> Task directions: In the material below, find each line holding the string "образования" and copy it.

─── Provided entries ───

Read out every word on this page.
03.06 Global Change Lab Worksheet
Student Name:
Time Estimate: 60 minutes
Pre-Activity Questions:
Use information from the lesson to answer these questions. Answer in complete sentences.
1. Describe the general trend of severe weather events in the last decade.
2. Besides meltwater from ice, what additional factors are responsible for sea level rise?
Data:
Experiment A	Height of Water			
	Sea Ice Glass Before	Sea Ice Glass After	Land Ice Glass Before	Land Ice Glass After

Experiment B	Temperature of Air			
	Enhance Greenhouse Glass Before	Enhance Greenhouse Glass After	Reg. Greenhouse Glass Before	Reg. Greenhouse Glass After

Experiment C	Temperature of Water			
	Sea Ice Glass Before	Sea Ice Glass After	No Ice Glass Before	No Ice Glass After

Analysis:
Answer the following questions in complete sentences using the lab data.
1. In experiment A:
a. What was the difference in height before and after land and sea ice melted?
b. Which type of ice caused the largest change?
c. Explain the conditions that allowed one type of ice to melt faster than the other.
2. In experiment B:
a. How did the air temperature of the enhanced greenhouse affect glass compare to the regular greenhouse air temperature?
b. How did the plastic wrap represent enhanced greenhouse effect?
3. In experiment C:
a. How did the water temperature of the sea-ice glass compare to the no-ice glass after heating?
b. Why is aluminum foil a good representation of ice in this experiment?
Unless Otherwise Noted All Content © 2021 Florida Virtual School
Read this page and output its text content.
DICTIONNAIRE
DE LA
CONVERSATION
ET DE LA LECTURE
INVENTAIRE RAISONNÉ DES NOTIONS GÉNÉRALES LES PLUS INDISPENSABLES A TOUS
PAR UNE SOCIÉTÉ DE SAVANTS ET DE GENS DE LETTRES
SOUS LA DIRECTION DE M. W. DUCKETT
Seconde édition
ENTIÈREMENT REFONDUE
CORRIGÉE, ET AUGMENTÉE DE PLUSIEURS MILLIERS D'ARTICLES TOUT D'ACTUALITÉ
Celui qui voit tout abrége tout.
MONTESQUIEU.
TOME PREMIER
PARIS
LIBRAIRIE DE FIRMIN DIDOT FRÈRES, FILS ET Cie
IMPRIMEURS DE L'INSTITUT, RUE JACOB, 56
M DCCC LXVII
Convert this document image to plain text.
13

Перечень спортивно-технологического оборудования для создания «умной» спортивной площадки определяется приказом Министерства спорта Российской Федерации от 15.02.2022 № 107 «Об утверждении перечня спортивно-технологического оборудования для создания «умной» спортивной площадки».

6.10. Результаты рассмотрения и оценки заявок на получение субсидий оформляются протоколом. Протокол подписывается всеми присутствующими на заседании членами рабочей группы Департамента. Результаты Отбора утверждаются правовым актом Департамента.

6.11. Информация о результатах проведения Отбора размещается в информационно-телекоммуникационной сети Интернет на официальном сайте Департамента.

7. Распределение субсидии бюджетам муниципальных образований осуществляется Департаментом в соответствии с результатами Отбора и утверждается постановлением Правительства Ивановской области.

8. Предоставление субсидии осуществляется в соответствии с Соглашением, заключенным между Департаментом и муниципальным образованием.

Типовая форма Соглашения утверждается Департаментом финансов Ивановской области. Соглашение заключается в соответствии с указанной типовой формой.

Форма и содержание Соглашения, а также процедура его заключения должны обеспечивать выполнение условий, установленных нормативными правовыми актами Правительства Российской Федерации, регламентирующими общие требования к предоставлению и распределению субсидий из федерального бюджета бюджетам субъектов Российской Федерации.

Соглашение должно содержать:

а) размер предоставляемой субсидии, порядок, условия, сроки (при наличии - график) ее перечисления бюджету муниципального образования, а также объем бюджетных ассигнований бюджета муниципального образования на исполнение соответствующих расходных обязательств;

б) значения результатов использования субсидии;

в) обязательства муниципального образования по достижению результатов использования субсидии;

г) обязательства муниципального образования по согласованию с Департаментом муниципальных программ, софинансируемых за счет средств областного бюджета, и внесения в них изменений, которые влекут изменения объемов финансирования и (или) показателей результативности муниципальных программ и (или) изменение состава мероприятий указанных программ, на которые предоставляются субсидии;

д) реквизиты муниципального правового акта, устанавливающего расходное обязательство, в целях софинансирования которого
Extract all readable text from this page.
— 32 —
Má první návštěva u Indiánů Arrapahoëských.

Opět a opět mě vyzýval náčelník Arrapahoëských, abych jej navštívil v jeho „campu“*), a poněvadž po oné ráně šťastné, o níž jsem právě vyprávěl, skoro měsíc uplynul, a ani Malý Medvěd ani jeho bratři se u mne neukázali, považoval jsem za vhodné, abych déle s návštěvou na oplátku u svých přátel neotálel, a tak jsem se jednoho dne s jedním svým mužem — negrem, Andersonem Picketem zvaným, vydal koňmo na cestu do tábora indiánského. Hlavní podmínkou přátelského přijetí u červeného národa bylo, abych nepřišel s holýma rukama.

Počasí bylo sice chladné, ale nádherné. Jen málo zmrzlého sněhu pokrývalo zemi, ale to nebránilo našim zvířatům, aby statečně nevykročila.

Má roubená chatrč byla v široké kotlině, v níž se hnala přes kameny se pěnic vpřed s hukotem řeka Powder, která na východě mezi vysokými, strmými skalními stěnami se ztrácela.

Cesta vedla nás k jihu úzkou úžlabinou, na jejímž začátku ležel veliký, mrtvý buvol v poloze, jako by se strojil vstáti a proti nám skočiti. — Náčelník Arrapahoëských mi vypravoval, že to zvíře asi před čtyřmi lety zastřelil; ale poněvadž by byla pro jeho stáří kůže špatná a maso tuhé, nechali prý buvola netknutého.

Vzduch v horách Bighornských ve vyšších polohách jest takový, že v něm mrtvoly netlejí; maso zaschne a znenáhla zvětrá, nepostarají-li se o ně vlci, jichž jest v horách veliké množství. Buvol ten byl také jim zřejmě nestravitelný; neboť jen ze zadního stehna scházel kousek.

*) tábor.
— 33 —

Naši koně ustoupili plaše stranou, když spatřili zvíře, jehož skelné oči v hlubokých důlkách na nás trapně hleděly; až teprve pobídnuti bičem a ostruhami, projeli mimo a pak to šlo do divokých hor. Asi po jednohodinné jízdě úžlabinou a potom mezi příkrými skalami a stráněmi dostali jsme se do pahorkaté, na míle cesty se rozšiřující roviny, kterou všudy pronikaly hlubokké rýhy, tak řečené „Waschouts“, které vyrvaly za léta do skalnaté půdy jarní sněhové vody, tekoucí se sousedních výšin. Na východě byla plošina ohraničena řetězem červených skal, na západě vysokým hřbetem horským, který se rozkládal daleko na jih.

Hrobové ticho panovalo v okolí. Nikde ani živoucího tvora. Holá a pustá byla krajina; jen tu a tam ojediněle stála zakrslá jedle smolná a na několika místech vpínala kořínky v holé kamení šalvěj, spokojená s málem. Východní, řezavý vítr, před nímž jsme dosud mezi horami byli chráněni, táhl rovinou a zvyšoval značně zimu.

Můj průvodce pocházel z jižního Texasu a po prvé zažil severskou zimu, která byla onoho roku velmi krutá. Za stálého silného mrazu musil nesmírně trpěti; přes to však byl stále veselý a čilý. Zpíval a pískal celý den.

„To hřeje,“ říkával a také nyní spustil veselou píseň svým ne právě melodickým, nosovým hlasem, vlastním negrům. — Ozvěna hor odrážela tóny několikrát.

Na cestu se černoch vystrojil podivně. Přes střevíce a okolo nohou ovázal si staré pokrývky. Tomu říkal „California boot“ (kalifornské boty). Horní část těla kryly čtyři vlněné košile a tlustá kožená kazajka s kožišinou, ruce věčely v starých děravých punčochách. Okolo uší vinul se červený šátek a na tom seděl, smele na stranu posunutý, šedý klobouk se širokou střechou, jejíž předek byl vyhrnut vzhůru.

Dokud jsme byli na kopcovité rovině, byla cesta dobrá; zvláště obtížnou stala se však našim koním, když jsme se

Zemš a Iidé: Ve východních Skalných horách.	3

───

> Reply:
а) размер предоставляемой субсидии, порядок, условия, сроки (при наличии - график) ее перечисления бюджету муниципального образования, а также объем бюджетных ассигнований бюджета муниципального образования на исполнение соответствующих расходных обязательств;
в) обязательства муниципального образования по достижению результатов использования субсидии;
г) обязательства муниципального образования по согласованию с Департаментом муниципальных программ, софинансируемых за счет средств областного бюджета, и внесения в них изменений, которые влекут изменения объемов финансирования и (или) показателей результативности муниципальных программ и (или) изменение состава мероприятий указанных программ, на которые предоставляются субсидии;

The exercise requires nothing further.